**EXERCISE DATA**
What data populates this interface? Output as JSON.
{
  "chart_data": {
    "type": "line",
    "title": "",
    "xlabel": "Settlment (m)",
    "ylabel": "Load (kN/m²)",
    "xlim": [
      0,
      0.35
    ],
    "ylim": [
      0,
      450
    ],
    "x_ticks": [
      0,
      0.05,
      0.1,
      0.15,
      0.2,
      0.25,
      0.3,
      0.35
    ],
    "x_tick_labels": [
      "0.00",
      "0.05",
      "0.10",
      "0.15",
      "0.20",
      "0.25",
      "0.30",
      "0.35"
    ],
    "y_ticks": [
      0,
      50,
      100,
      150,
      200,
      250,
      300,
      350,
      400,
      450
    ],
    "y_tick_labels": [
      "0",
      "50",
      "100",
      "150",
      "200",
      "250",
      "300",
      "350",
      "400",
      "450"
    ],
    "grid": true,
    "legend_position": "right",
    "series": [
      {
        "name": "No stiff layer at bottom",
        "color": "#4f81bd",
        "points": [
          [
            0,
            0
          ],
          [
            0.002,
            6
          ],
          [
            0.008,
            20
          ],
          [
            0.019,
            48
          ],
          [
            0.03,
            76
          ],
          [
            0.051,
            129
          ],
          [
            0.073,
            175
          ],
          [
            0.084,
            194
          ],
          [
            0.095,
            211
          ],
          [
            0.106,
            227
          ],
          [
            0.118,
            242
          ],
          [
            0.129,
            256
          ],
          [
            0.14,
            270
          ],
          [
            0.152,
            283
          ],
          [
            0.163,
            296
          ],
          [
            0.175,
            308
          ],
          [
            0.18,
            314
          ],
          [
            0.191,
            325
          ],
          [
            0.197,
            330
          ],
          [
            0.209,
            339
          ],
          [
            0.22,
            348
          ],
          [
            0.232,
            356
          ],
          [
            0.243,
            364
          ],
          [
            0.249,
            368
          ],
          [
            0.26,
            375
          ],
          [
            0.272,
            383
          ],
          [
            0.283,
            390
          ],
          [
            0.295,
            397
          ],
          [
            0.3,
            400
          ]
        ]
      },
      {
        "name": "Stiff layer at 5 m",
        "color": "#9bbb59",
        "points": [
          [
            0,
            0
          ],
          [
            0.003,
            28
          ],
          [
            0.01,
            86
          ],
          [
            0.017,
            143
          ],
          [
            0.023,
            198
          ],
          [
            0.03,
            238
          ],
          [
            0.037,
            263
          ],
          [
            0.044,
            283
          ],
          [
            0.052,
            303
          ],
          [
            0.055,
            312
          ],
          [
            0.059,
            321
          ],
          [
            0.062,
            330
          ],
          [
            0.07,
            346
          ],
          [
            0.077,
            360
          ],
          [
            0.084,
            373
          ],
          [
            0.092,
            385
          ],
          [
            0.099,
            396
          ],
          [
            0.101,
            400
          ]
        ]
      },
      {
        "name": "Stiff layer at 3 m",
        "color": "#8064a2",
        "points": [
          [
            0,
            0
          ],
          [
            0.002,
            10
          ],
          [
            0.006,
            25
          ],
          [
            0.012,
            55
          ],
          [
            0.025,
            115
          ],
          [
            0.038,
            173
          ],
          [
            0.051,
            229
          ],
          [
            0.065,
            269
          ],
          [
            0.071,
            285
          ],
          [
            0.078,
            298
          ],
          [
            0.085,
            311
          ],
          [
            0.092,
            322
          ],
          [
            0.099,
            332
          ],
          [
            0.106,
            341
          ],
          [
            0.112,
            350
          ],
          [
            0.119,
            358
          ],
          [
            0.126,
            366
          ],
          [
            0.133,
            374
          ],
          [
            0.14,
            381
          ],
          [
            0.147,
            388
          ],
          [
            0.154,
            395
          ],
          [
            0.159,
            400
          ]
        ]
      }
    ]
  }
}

**OBJECTIVE**
Working from the entries above, return all lines that contain "color".

**COMPLETE ANSWER**
        "color": "#4f81bd",
        "color": "#9bbb59",
        "color": "#8064a2",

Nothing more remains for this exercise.